▶ Passage to read
───
He has also written extensively on the origins of suicidal terrorism.
According to the RISSC, the list highlights "leaders and change-agents who have shaped social development and global movements". Winter is included because "[his] work impacts all fields of work and particularly, the religious endeavors of the Muslim world".
In the 500 Most Influential Muslims 2010, Mr Winter is below the King of Saudi Arabia – who comes in at number one – but ahead of many more chronicled figures. He is ranked in an unspecified position between 51st and 60th, considerably higher than the three other British people who make the list – the Conservative Party chairman Baroness Warsi; the UK's first Muslim life peer, Lord Nazir Ahmed, who was briefly jailed last year for dangerous driving; and Dr Anas Al Shaikh Ali, director of the
International Institute of Islamic Thought – making him, at least in the eyes of the RISSC, Britain's most influential Muslim.
"I think that's very unlikely," says Winter, seated in front of his crowded bookshelves. "I'm an academic
observer who descends occcasionally from my ivory tower and visits the real world. If you stop most people in the street they've never heard of me. In terms of saying anything that makes any kind of sense to the average British Muslim I think they have no need of my ideas at all."
───
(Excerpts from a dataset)
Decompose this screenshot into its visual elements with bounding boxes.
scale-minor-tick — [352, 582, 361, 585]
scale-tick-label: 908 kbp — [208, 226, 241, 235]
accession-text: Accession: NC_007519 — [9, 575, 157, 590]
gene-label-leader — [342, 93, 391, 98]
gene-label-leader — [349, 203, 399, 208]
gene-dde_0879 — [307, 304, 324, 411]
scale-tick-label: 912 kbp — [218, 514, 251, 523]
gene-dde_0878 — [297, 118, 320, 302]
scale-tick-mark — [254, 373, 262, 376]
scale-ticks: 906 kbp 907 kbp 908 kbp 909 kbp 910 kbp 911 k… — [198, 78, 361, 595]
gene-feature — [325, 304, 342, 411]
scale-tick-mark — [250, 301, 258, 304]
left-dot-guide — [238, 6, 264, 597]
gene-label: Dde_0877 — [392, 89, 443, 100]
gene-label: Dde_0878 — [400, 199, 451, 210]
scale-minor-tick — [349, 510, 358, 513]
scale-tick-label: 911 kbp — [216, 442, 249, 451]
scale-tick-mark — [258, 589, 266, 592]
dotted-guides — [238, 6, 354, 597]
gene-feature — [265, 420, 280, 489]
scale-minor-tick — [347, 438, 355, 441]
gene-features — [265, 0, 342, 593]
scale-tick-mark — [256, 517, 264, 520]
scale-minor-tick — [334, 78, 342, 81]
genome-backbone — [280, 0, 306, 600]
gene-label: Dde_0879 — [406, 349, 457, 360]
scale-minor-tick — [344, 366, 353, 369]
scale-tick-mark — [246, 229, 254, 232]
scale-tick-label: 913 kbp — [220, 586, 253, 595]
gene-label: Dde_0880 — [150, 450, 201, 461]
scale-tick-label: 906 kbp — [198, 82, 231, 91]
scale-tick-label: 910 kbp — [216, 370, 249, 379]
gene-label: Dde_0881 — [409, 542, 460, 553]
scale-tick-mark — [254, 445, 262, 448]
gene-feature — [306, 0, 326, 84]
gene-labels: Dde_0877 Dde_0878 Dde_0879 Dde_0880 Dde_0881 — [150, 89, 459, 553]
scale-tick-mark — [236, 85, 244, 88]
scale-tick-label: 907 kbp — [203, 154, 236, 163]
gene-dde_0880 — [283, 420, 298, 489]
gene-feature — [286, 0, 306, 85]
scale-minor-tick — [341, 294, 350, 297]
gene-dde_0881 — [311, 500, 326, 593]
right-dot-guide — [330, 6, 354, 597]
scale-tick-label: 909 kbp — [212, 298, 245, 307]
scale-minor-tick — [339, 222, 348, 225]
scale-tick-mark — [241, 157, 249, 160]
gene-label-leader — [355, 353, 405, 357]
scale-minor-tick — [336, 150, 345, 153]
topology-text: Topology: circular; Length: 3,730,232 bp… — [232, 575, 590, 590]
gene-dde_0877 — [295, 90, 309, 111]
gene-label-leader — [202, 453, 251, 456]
───
▶ Directions
[A] In the passage about Winter's place on the 500 Most Influential Muslims 2010 list, who is ranked number one?
[B] For each statement below, state whether it agrees with the passage about Winter's place on the 500 Most Influential Muslims 2010 list, and quote the words that decide it.
(i) Winter is ranked somewhere between 51st and 60th.
(ii) Four other British people appear on the list besides Winter.
(iii) Winter says that most people stopped in the street would know who he is.
[C] Write the next part of the passage about Winter's place on the 500 Most Influential Muslims 2010 list, beginning after its final sentence.

▶ Outputs for the tasks
[A] The King of Saudi Arabia.

[B]
(i) Yes: "He is ranked in an unspecified position between 51st and 60th"
(ii) No: "the three other British people who make the list"
(iii) No: "If you stop most people in the street they've never heard of me."

[C]
The son of an architect and an artist, he attended the elite Westminster School in the 1970s before graduating from Cambridge with a double first in Arabic in 1983. His younger brother is the football correspondent Henry Winter. Tim says: "I was always the clever, successful one. Henry just wanted to play football with his mates. I used to tell him, ‘I'm going to make loads of money, and you'll still be playing football with your mates.' Now he's living in a house with 10 bedrooms and married to a Bond girl." (Brother Henry insists on the telephone later: "She was only in the opening credits. And it's not as many as 10.")
If this seems an improbable background for a leading Muslim academic, his Damascene moment on a Corsican beach is unlikelier still.
"In my teens I was sent off by my parents to a cottage in Corsica on an exchange with a very vigorous French Jewish family with four daughters," Winter recalls. "They turned out to be enthusiastic nudists.
"I remember being on the beach and seeing conjured up before my adolescent eyes every 15-year-old boy's most fervent fantasy. There was a moment when I saw peach juice running off the chin of one of these bathing beauties and I had a moment of realisation: the world is not just the consequence of material forces. Beauty is not something that can be explained away just as an aspect of brain function."
It had quite an effect on him: "That was the first time I became remotely interested in anything beyond the material world. It was an unpromising beginning, you might say.
"In a Christian context, sexuality is traditionally seen as a consequence of the Fall, but for Muslims, it is an anticipation of paradise. So I can say, I think, that I was validly converted to Islam by a teenage French Jewish nudist."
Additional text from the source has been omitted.